Stated problem
Repeat every line exactly, keeping the pictures out of the copy.

Entries shown
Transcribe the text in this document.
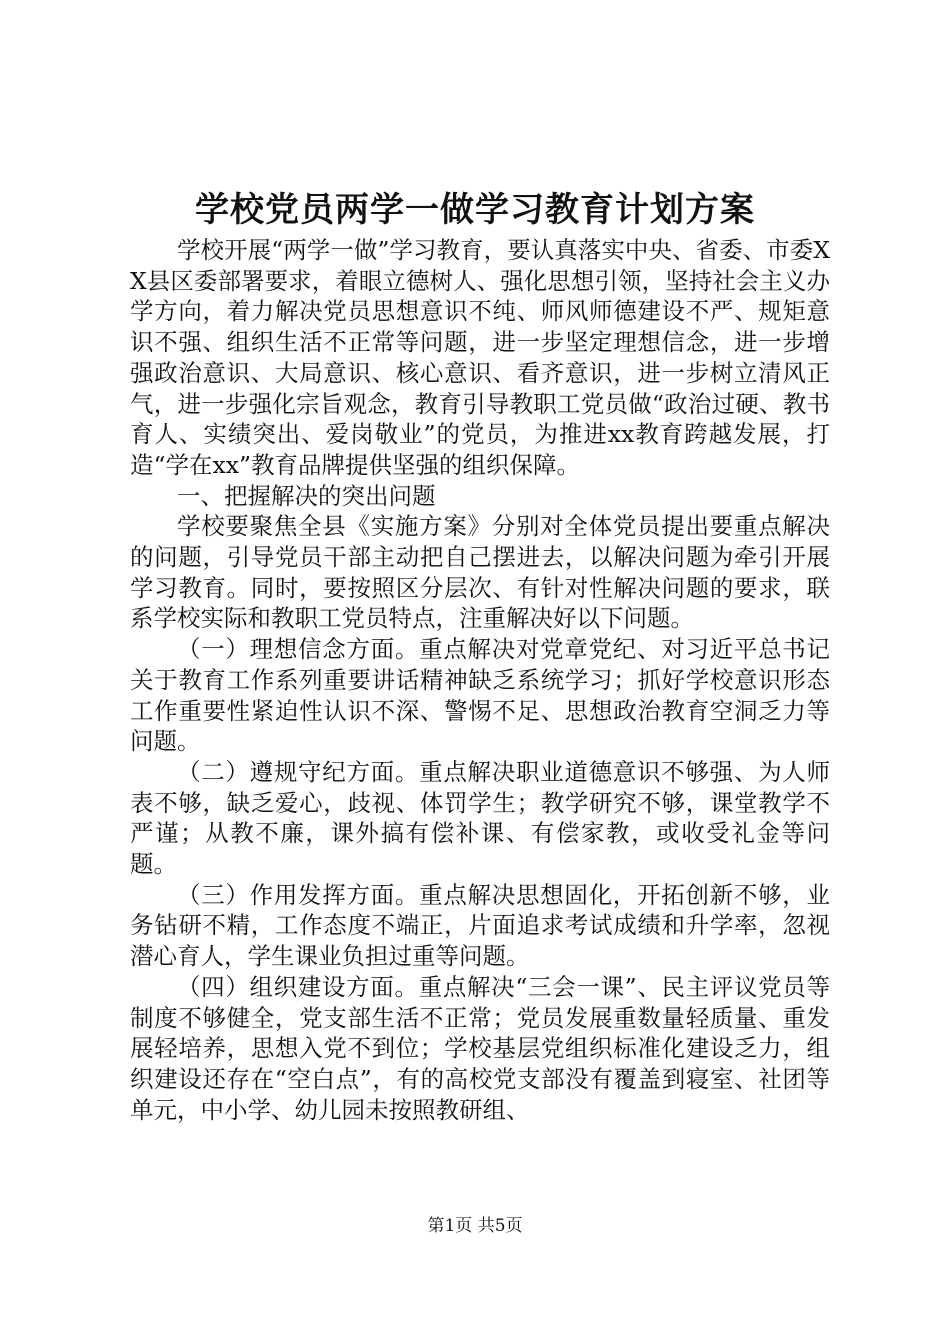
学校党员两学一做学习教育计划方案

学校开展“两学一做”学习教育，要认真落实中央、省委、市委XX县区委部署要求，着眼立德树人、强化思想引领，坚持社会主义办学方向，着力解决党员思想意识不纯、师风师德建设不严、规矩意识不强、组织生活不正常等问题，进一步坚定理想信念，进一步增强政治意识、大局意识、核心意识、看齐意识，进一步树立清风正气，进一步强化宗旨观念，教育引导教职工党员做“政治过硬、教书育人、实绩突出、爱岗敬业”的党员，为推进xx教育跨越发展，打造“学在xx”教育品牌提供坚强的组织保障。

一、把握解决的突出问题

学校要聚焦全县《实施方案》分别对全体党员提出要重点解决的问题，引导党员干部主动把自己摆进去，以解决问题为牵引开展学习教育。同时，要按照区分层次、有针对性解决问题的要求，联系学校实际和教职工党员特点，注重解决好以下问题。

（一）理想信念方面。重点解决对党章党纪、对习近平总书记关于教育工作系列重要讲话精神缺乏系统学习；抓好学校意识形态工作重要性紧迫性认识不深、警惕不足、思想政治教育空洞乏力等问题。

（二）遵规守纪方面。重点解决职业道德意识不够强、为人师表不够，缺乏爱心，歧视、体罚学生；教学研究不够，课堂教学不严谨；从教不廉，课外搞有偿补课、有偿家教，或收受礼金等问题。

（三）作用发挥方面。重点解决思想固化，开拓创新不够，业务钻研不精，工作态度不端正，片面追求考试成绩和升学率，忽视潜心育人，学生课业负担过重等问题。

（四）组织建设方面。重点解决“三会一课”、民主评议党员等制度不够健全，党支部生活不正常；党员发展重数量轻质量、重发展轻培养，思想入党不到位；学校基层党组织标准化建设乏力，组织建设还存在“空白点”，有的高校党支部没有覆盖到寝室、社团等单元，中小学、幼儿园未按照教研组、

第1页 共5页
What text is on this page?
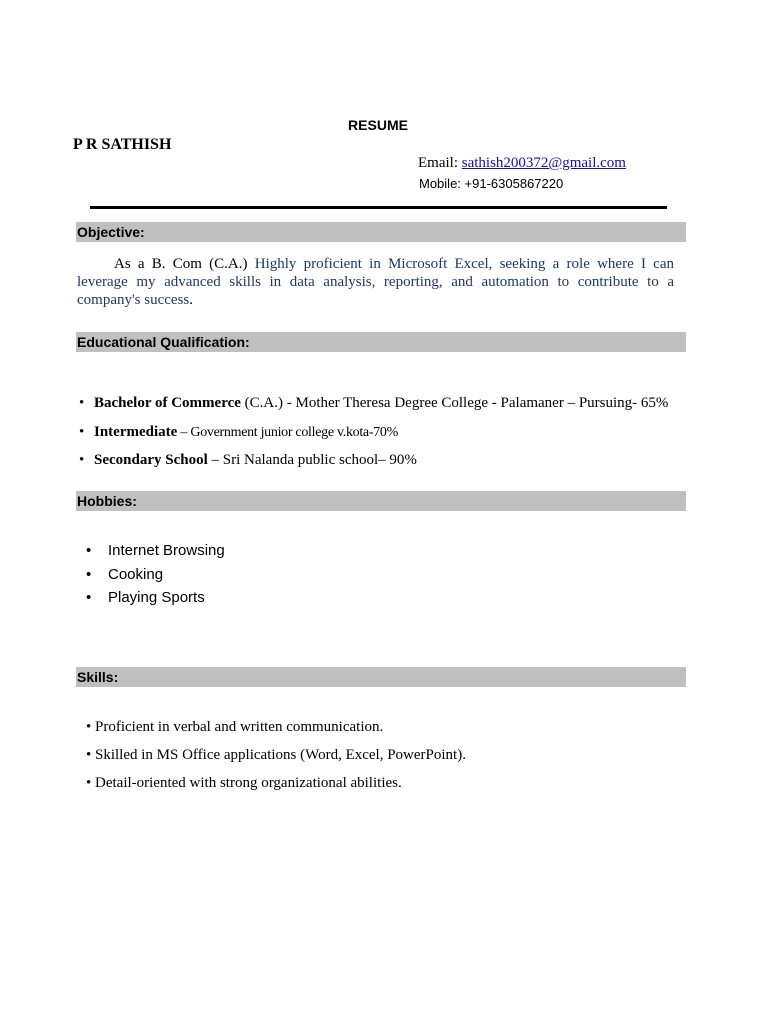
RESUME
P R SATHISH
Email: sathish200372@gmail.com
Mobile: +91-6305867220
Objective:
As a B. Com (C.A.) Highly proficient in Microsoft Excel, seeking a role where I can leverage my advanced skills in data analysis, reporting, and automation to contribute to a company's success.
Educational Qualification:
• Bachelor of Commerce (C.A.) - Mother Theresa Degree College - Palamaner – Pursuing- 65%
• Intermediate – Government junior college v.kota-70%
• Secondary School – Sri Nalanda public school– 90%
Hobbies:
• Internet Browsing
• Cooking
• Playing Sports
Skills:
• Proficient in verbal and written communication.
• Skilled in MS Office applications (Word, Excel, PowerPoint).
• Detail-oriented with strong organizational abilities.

Answer in full
Transcribe the text in this document.
学校党员两学一做学习教育计划方案

学校开展“两学一做”学习教育，要认真落实中央、省委、市委XX县区委部署要求，着眼立德树人、强化思想引领，坚持社会主义办学方向，着力解决党员思想意识不纯、师风师德建设不严、规矩意识不强、组织生活不正常等问题，进一步坚定理想信念，进一步增强政治意识、大局意识、核心意识、看齐意识，进一步树立清风正气，进一步强化宗旨观念，教育引导教职工党员做“政治过硬、教书育人、实绩突出、爱岗敬业”的党员，为推进xx教育跨越发展，打造“学在xx”教育品牌提供坚强的组织保障。

一、把握解决的突出问题

学校要聚焦全县《实施方案》分别对全体党员提出要重点解决的问题，引导党员干部主动把自己摆进去，以解决问题为牵引开展学习教育。同时，要按照区分层次、有针对性解决问题的要求，联系学校实际和教职工党员特点，注重解决好以下问题。

（一）理想信念方面。重点解决对党章党纪、对习近平总书记关于教育工作系列重要讲话精神缺乏系统学习；抓好学校意识形态工作重要性紧迫性认识不深、警惕不足、思想政治教育空洞乏力等问题。

（二）遵规守纪方面。重点解决职业道德意识不够强、为人师表不够，缺乏爱心，歧视、体罚学生；教学研究不够，课堂教学不严谨；从教不廉，课外搞有偿补课、有偿家教，或收受礼金等问题。

（三）作用发挥方面。重点解决思想固化，开拓创新不够，业务钻研不精，工作态度不端正，片面追求考试成绩和升学率，忽视潜心育人，学生课业负担过重等问题。

（四）组织建设方面。重点解决“三会一课”、民主评议党员等制度不够健全，党支部生活不正常；党员发展重数量轻质量、重发展轻培养，思想入党不到位；学校基层党组织标准化建设乏力，组织建设还存在“空白点”，有的高校党支部没有覆盖到寝室、社团等单元，中小学、幼儿园未按照教研组、

第1页 共5页
What text is on this page?
RESUME
P R SATHISH
Email: sathish200372@gmail.com
Mobile: +91-6305867220
Objective:
As a B. Com (C.A.) Highly proficient in Microsoft Excel, seeking a role where I can leverage my advanced skills in data analysis, reporting, and automation to contribute to a company's success.
Educational Qualification:
• Bachelor of Commerce (C.A.) - Mother Theresa Degree College - Palamaner – Pursuing- 65%
• Intermediate – Government junior college v.kota-70%
• Secondary School – Sri Nalanda public school– 90%
Hobbies:
• Internet Browsing
• Cooking
• Playing Sports
Skills:
• Proficient in verbal and written communication.
• Skilled in MS Office applications (Word, Excel, PowerPoint).
• Detail-oriented with strong organizational abilities.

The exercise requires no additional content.